◆ EXERCISE DIRECTIONS:
State how many lines in the listing below include the word "this", and add nothing besides the number.

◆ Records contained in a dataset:

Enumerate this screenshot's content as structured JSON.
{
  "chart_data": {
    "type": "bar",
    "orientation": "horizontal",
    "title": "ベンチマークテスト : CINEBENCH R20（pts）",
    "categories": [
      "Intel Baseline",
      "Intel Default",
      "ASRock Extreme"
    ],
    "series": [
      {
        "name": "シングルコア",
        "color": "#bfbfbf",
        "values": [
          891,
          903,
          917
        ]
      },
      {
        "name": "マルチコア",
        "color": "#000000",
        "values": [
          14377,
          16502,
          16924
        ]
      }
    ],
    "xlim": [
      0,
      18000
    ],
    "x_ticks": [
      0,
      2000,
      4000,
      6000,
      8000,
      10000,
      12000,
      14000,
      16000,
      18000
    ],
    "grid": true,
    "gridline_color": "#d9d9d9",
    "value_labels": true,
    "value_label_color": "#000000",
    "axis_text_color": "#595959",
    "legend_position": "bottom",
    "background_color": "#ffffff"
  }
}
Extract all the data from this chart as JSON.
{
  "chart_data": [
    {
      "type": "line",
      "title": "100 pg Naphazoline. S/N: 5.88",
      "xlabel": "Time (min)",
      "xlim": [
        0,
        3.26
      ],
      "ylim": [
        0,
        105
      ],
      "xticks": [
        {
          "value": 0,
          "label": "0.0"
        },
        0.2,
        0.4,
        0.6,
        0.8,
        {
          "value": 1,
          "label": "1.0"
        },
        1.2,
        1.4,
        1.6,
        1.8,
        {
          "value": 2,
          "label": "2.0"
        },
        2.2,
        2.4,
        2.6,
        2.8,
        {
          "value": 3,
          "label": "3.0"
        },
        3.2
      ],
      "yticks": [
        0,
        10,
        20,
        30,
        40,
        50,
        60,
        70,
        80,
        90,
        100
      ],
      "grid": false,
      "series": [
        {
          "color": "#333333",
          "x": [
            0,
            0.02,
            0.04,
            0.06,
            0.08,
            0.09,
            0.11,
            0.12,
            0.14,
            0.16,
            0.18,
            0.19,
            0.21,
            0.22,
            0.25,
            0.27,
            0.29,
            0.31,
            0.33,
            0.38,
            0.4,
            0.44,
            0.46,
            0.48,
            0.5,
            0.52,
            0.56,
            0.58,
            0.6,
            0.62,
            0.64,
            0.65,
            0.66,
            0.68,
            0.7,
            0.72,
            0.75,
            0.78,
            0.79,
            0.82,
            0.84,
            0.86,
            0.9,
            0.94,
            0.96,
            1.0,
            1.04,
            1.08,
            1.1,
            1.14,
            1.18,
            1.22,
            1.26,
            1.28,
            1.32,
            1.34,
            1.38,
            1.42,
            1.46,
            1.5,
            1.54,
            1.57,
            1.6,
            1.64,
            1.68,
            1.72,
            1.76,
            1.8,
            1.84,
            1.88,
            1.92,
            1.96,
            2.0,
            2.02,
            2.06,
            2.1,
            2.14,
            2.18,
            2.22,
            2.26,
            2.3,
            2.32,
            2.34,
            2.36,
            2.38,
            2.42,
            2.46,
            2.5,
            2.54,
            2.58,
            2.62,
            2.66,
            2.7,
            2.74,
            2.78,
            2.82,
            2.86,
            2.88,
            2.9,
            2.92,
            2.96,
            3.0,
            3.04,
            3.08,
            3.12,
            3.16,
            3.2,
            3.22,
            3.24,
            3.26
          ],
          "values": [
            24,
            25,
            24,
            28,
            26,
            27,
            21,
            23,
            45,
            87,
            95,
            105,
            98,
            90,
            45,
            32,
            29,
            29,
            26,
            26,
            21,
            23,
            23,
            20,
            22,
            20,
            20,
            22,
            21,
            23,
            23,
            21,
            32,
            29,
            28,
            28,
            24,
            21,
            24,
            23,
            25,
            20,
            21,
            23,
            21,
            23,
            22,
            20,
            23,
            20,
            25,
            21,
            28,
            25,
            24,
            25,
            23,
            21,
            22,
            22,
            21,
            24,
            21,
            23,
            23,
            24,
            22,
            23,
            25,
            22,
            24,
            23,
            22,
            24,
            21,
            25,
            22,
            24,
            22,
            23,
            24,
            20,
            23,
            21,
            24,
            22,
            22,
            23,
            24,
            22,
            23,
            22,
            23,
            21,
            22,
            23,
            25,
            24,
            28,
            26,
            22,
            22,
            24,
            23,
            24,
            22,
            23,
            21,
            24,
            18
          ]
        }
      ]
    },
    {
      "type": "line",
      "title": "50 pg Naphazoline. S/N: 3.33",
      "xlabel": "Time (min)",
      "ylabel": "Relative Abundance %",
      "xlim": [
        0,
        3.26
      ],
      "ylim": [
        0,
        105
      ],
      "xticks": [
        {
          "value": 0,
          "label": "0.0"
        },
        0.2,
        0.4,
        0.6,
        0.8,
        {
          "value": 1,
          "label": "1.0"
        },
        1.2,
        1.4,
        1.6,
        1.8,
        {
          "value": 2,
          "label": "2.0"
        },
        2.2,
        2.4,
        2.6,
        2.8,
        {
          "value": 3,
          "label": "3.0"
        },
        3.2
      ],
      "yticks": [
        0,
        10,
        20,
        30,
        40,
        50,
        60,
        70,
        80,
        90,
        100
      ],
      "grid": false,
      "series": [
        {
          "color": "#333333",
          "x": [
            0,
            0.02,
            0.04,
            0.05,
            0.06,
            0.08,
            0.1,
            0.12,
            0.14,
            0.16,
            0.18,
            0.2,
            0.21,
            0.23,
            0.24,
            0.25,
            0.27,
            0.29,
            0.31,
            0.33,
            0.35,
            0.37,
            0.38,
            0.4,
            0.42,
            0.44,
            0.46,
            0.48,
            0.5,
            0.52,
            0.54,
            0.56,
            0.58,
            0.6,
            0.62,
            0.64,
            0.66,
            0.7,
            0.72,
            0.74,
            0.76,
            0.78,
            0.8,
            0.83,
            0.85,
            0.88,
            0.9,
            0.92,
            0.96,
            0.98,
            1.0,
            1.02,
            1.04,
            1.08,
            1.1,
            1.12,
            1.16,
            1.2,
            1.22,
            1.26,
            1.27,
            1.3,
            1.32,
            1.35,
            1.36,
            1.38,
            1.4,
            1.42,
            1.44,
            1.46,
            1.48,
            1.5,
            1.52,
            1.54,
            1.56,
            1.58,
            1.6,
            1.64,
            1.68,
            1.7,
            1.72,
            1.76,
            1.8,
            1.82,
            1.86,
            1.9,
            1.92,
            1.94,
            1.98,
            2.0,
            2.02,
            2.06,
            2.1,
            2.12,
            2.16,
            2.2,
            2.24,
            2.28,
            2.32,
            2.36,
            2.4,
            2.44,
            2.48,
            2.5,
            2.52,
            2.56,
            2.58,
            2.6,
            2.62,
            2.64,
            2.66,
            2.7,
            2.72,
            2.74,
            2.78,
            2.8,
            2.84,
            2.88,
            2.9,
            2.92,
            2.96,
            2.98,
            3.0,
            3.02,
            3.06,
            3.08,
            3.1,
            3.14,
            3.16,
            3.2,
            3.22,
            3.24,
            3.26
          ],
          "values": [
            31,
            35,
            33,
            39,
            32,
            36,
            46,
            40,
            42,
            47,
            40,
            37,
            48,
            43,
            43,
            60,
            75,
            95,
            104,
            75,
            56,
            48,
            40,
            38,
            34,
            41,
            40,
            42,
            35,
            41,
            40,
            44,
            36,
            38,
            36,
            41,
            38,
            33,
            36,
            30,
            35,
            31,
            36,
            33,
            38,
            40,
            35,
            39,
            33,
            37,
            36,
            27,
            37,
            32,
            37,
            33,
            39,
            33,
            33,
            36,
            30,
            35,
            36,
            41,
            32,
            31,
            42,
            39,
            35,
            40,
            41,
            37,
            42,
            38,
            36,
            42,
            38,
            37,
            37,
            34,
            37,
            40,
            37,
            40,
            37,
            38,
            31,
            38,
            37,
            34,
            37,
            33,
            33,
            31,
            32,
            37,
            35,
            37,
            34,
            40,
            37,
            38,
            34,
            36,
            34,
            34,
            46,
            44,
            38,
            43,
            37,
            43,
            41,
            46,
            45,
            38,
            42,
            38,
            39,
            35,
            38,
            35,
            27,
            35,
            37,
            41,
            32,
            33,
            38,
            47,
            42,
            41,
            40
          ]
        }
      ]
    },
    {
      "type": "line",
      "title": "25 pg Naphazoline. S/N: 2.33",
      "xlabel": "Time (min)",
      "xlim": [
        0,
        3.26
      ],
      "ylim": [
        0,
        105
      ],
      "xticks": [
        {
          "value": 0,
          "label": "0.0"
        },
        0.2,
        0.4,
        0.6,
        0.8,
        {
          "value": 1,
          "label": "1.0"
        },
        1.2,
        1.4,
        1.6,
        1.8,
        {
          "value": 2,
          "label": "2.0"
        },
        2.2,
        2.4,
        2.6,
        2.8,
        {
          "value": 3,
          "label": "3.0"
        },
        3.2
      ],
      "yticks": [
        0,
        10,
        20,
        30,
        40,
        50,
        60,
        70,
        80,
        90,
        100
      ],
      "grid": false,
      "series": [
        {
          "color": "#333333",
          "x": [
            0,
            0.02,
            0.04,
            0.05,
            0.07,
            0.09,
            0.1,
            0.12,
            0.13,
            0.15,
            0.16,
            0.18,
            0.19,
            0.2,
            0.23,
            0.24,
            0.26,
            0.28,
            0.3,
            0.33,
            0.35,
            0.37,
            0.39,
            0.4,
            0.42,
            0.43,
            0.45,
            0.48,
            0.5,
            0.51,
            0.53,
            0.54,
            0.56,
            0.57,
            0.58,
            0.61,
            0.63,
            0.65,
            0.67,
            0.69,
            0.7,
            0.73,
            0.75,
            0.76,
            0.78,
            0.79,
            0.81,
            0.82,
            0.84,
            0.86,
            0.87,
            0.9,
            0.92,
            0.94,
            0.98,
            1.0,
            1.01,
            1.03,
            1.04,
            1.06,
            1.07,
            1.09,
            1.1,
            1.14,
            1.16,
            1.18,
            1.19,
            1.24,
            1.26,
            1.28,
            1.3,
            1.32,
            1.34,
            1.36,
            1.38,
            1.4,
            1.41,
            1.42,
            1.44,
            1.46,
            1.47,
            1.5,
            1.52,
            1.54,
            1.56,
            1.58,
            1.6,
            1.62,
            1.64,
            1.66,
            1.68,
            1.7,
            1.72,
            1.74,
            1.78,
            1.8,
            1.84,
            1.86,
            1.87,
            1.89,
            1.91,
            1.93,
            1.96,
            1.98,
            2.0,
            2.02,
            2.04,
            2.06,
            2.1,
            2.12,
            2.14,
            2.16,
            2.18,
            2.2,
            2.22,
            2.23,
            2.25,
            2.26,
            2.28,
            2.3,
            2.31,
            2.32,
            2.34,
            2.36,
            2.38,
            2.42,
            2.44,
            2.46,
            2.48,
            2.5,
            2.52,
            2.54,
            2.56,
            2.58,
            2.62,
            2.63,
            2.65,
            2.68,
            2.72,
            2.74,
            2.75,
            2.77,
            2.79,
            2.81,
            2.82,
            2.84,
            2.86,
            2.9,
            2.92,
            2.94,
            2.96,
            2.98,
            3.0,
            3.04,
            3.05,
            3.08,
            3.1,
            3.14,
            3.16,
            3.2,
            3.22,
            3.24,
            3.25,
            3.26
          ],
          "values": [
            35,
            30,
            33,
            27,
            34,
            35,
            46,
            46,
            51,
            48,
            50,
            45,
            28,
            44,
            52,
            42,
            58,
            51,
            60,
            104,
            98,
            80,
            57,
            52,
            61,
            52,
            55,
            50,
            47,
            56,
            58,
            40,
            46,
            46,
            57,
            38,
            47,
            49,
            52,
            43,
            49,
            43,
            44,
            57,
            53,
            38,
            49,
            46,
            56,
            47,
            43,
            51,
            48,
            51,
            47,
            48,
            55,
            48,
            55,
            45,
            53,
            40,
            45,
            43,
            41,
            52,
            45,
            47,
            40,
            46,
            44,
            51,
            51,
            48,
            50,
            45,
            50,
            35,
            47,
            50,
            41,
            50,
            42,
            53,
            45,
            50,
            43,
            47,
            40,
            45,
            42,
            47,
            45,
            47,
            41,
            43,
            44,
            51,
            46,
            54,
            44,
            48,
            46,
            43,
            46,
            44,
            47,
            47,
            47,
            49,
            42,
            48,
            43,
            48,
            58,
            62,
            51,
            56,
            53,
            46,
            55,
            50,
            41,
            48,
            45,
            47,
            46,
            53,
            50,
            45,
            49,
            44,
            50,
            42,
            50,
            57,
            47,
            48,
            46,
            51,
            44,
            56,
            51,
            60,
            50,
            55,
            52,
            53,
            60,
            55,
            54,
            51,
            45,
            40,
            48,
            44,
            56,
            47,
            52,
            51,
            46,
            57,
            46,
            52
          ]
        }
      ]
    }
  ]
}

◆ THE ANSWER:
2